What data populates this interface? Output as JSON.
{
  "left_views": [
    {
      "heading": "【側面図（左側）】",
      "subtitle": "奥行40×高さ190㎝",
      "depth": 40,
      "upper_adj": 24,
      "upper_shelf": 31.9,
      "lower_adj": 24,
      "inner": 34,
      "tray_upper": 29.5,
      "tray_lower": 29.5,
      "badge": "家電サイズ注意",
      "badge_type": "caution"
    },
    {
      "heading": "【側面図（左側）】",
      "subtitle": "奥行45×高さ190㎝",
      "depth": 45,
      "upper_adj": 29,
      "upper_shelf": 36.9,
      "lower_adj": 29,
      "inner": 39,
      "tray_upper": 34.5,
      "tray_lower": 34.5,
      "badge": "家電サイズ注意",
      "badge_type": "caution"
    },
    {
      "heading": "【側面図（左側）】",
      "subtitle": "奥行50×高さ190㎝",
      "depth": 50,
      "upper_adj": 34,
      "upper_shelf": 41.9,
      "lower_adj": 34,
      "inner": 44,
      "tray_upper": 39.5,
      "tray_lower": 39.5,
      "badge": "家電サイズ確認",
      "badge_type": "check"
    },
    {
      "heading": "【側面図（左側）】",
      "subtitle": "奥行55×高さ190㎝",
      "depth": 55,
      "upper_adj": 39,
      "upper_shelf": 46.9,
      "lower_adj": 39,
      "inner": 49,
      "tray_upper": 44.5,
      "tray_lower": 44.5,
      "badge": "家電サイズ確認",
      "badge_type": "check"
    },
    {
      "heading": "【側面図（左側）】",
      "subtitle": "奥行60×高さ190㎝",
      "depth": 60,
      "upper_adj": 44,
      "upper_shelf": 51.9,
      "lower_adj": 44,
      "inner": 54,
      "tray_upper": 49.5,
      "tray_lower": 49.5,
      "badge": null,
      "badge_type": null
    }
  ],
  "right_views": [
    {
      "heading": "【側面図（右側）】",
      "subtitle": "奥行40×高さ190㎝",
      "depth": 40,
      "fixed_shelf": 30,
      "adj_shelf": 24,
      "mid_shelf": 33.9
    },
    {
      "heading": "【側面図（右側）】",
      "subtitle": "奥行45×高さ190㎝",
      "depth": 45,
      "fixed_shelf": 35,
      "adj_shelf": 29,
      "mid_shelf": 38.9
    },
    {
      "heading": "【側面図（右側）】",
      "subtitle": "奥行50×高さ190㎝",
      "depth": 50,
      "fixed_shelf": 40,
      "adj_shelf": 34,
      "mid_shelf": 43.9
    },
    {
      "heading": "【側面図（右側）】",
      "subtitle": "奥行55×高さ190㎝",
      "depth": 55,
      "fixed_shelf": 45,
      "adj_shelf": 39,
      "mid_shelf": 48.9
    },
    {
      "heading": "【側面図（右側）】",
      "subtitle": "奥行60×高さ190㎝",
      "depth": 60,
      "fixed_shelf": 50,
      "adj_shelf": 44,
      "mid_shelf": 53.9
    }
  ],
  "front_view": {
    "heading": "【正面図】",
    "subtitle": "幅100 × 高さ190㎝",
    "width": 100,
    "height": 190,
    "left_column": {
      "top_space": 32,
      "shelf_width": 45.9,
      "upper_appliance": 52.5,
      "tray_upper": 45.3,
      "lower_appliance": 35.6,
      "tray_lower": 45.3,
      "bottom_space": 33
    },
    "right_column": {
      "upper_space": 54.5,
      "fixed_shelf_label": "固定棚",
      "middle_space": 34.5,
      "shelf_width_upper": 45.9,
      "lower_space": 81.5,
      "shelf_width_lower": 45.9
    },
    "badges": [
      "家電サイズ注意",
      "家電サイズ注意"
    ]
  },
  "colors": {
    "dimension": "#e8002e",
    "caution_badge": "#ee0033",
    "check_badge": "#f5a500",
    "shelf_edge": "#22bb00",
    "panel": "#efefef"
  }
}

┄┄┄┄┄┄┄┄┄┄

### Exercise
Restate the whole listing exactly.

### Answer to the exercise
What data populates this interface? Output as JSON.
{
  "left_views": [
    {
      "heading": "【側面図（左側）】",
      "subtitle": "奥行40×高さ190㎝",
      "depth": 40,
      "upper_adj": 24,
      "upper_shelf": 31.9,
      "lower_adj": 24,
      "inner": 34,
      "tray_upper": 29.5,
      "tray_lower": 29.5,
      "badge": "家電サイズ注意",
      "badge_type": "caution"
    },
    {
      "heading": "【側面図（左側）】",
      "subtitle": "奥行45×高さ190㎝",
      "depth": 45,
      "upper_adj": 29,
      "upper_shelf": 36.9,
      "lower_adj": 29,
      "inner": 39,
      "tray_upper": 34.5,
      "tray_lower": 34.5,
      "badge": "家電サイズ注意",
      "badge_type": "caution"
    },
    {
      "heading": "【側面図（左側）】",
      "subtitle": "奥行50×高さ190㎝",
      "depth": 50,
      "upper_adj": 34,
      "upper_shelf": 41.9,
      "lower_adj": 34,
      "inner": 44,
      "tray_upper": 39.5,
      "tray_lower": 39.5,
      "badge": "家電サイズ確認",
      "badge_type": "check"
    },
    {
      "heading": "【側面図（左側）】",
      "subtitle": "奥行55×高さ190㎝",
      "depth": 55,
      "upper_adj": 39,
      "upper_shelf": 46.9,
      "lower_adj": 39,
      "inner": 49,
      "tray_upper": 44.5,
      "tray_lower": 44.5,
      "badge": "家電サイズ確認",
      "badge_type": "check"
    },
    {
      "heading": "【側面図（左側）】",
      "subtitle": "奥行60×高さ190㎝",
      "depth": 60,
      "upper_adj": 44,
      "upper_shelf": 51.9,
      "lower_adj": 44,
      "inner": 54,
      "tray_upper": 49.5,
      "tray_lower": 49.5,
      "badge": null,
      "badge_type": null
    }
  ],
  "right_views": [
    {
      "heading": "【側面図（右側）】",
      "subtitle": "奥行40×高さ190㎝",
      "depth": 40,
      "fixed_shelf": 30,
      "adj_shelf": 24,
      "mid_shelf": 33.9
    },
    {
      "heading": "【側面図（右側）】",
      "subtitle": "奥行45×高さ190㎝",
      "depth": 45,
      "fixed_shelf": 35,
      "adj_shelf": 29,
      "mid_shelf": 38.9
    },
    {
      "heading": "【側面図（右側）】",
      "subtitle": "奥行50×高さ190㎝",
      "depth": 50,
      "fixed_shelf": 40,
      "adj_shelf": 34,
      "mid_shelf": 43.9
    },
    {
      "heading": "【側面図（右側）】",
      "subtitle": "奥行55×高さ190㎝",
      "depth": 55,
      "fixed_shelf": 45,
      "adj_shelf": 39,
      "mid_shelf": 48.9
    },
    {
      "heading": "【側面図（右側）】",
      "subtitle": "奥行60×高さ190㎝",
      "depth": 60,
      "fixed_shelf": 50,
      "adj_shelf": 44,
      "mid_shelf": 53.9
    }
  ],
  "front_view": {
    "heading": "【正面図】",
    "subtitle": "幅100 × 高さ190㎝",
    "width": 100,
    "height": 190,
    "left_column": {
      "top_space": 32,
      "shelf_width": 45.9,
      "upper_appliance": 52.5,
      "tray_upper": 45.3,
      "lower_appliance": 35.6,
      "tray_lower": 45.3,
      "bottom_space": 33
    },
    "right_column": {
      "upper_space": 54.5,
      "fixed_shelf_label": "固定棚",
      "middle_space": 34.5,
      "shelf_width_upper": 45.9,
      "lower_space": 81.5,
      "shelf_width_lower": 45.9
    },
    "badges": [
      "家電サイズ注意",
      "家電サイズ注意"
    ]
  },
  "colors": {
    "dimension": "#e8002e",
    "caution_badge": "#ee0033",
    "check_badge": "#f5a500",
    "shelf_edge": "#22bb00",
    "panel": "#efefef"
  }
}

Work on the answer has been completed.